··· Supplied entries ···

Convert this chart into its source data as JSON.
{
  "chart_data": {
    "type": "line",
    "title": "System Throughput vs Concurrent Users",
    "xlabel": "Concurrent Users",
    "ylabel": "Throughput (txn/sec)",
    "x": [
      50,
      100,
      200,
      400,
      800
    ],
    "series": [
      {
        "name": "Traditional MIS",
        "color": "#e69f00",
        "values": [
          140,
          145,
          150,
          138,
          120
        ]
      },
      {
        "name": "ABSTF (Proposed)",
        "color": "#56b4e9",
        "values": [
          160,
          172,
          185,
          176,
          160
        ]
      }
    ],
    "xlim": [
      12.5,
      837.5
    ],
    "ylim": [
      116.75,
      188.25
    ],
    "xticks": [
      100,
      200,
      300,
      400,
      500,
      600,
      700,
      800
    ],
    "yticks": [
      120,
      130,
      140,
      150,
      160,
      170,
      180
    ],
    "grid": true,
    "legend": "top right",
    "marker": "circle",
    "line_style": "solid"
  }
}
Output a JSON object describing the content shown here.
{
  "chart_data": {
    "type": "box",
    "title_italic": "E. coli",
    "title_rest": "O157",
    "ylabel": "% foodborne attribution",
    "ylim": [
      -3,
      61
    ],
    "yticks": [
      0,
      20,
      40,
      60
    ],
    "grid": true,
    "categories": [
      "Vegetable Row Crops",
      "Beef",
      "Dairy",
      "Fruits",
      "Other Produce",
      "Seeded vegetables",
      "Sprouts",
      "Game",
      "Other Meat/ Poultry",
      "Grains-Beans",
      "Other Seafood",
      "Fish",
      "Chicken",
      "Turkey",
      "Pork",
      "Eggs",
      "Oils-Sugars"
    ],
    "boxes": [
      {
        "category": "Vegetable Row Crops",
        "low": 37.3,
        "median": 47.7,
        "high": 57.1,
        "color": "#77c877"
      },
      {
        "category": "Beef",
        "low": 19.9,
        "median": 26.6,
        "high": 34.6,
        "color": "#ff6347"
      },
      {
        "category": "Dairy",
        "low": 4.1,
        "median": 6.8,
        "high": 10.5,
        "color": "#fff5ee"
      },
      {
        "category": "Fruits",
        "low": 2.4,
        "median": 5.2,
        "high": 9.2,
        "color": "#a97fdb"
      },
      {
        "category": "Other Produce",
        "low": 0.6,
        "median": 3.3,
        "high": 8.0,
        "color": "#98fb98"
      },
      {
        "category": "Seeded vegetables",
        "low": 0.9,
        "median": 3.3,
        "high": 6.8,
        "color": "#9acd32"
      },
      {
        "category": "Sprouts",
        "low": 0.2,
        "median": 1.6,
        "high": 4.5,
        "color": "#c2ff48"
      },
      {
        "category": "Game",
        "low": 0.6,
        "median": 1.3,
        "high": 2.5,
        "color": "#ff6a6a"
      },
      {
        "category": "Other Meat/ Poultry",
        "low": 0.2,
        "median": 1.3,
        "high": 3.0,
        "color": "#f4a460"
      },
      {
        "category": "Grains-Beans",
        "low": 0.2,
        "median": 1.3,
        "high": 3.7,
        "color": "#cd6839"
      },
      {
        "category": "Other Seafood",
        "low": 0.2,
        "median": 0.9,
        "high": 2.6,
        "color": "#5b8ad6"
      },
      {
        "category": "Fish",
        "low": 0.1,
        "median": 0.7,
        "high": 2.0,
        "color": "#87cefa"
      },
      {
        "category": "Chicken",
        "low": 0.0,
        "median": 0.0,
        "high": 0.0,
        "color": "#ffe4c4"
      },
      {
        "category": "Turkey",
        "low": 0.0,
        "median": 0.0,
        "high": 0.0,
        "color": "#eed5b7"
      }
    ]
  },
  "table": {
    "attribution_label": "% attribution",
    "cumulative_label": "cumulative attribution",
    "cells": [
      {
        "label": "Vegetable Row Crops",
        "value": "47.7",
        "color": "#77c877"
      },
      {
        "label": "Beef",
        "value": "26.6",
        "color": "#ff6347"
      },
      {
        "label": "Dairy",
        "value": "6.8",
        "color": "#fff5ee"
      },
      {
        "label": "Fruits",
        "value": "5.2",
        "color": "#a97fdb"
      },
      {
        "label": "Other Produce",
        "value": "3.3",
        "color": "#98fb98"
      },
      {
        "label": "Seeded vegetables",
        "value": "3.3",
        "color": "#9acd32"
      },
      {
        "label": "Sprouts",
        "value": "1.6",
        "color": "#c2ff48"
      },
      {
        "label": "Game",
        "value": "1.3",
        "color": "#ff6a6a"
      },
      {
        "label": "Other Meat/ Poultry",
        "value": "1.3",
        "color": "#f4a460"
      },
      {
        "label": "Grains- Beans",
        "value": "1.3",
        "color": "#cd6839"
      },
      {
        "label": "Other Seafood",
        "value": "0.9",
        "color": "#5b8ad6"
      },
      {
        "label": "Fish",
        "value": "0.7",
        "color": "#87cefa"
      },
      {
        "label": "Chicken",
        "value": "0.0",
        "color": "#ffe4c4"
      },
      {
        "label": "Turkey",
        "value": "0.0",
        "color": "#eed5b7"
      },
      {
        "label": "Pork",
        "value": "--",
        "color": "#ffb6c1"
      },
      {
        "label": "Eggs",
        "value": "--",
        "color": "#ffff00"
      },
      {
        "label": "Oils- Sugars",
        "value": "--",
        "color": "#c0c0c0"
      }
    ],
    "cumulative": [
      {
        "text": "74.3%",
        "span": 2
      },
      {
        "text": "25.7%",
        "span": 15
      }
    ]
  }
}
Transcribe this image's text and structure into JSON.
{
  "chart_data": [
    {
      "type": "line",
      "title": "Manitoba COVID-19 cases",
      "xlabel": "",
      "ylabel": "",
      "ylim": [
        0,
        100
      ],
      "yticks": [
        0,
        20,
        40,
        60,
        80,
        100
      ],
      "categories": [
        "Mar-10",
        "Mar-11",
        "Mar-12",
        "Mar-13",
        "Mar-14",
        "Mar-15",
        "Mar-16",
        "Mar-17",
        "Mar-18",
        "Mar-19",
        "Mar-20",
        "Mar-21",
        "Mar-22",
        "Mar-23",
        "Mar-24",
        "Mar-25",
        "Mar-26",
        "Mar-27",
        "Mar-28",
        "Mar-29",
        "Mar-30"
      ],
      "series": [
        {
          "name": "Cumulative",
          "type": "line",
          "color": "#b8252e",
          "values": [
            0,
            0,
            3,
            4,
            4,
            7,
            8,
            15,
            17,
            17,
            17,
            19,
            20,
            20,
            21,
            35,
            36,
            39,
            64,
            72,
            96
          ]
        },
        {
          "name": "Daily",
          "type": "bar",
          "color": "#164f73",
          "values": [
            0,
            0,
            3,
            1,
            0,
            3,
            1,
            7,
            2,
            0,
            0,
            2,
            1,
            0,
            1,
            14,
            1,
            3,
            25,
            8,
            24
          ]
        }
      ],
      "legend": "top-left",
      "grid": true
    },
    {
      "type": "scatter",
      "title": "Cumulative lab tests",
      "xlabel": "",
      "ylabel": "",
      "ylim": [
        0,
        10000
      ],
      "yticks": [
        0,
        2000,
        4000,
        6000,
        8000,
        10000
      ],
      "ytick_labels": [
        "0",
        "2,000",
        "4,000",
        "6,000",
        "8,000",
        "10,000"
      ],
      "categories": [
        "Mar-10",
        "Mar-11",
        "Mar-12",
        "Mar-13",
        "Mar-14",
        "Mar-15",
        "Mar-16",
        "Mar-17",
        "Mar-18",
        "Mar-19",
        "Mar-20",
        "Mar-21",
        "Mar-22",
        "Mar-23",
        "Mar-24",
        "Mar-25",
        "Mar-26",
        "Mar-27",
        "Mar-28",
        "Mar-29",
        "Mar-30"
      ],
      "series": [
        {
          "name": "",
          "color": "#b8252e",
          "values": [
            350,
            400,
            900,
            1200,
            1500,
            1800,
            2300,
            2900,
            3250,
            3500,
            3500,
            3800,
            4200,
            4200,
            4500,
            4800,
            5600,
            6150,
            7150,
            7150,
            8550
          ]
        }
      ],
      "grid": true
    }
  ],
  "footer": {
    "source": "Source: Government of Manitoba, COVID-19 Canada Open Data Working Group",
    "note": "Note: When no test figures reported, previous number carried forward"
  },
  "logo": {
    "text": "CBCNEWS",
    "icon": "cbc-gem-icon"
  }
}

···

Exercise requirements>
All lines above containing the string "Produce" are to be collected.

Result of this exercise>
      "Other Produce",
        "category": "Other Produce",
        "label": "Other Produce",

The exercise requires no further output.